What is asked:
Emit the data below verbatim, stripping out any pictures.

--- START OF Supplied information ---

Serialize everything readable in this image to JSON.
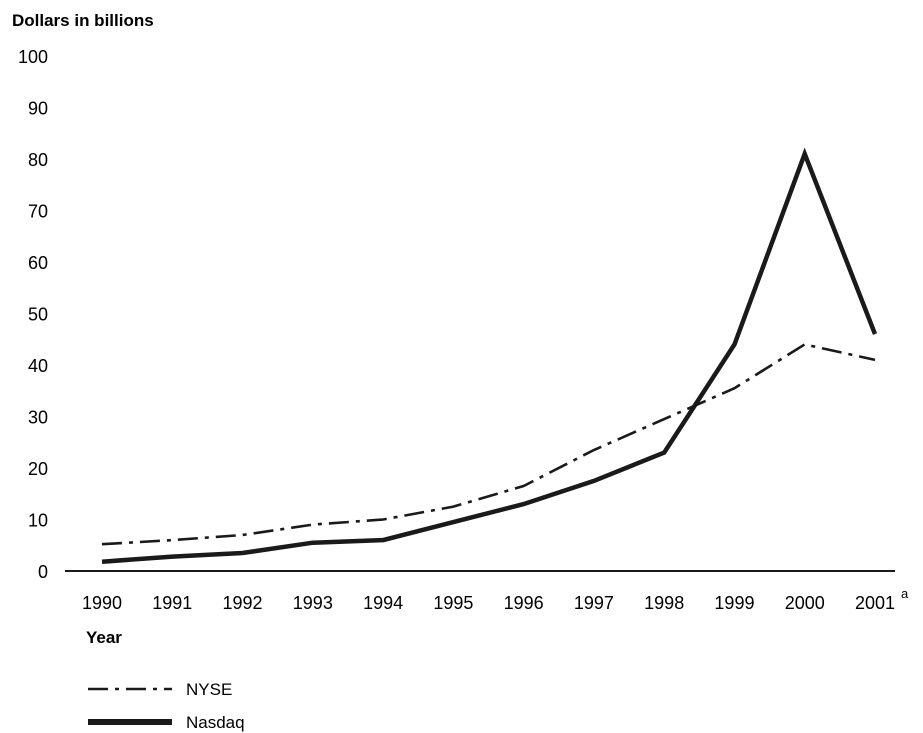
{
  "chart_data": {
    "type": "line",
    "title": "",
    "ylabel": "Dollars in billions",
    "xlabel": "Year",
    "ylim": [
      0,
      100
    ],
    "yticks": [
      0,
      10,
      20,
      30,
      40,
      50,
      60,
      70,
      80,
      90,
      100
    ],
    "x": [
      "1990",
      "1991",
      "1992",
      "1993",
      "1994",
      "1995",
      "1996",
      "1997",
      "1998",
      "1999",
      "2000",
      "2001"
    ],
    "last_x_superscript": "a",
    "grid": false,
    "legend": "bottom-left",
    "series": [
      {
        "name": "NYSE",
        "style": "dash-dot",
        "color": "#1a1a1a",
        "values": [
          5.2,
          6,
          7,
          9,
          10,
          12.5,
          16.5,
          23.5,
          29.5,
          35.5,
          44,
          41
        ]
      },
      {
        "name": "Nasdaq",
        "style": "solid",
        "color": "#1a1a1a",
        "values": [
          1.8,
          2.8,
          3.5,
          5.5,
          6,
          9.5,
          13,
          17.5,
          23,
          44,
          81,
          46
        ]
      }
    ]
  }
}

--- END OF Supplied information ---

Reply to the task:
Serialize everything readable in this image to JSON.
{
  "chart_data": {
    "type": "line",
    "title": "",
    "ylabel": "Dollars in billions",
    "xlabel": "Year",
    "ylim": [
      0,
      100
    ],
    "yticks": [
      0,
      10,
      20,
      30,
      40,
      50,
      60,
      70,
      80,
      90,
      100
    ],
    "x": [
      "1990",
      "1991",
      "1992",
      "1993",
      "1994",
      "1995",
      "1996",
      "1997",
      "1998",
      "1999",
      "2000",
      "2001"
    ],
    "last_x_superscript": "a",
    "grid": false,
    "legend": "bottom-left",
    "series": [
      {
        "name": "NYSE",
        "style": "dash-dot",
        "color": "#1a1a1a",
        "values": [
          5.2,
          6,
          7,
          9,
          10,
          12.5,
          16.5,
          23.5,
          29.5,
          35.5,
          44,
          41
        ]
      },
      {
        "name": "Nasdaq",
        "style": "solid",
        "color": "#1a1a1a",
        "values": [
          1.8,
          2.8,
          3.5,
          5.5,
          6,
          9.5,
          13,
          17.5,
          23,
          44,
          81,
          46
        ]
      }
    ]
  }
}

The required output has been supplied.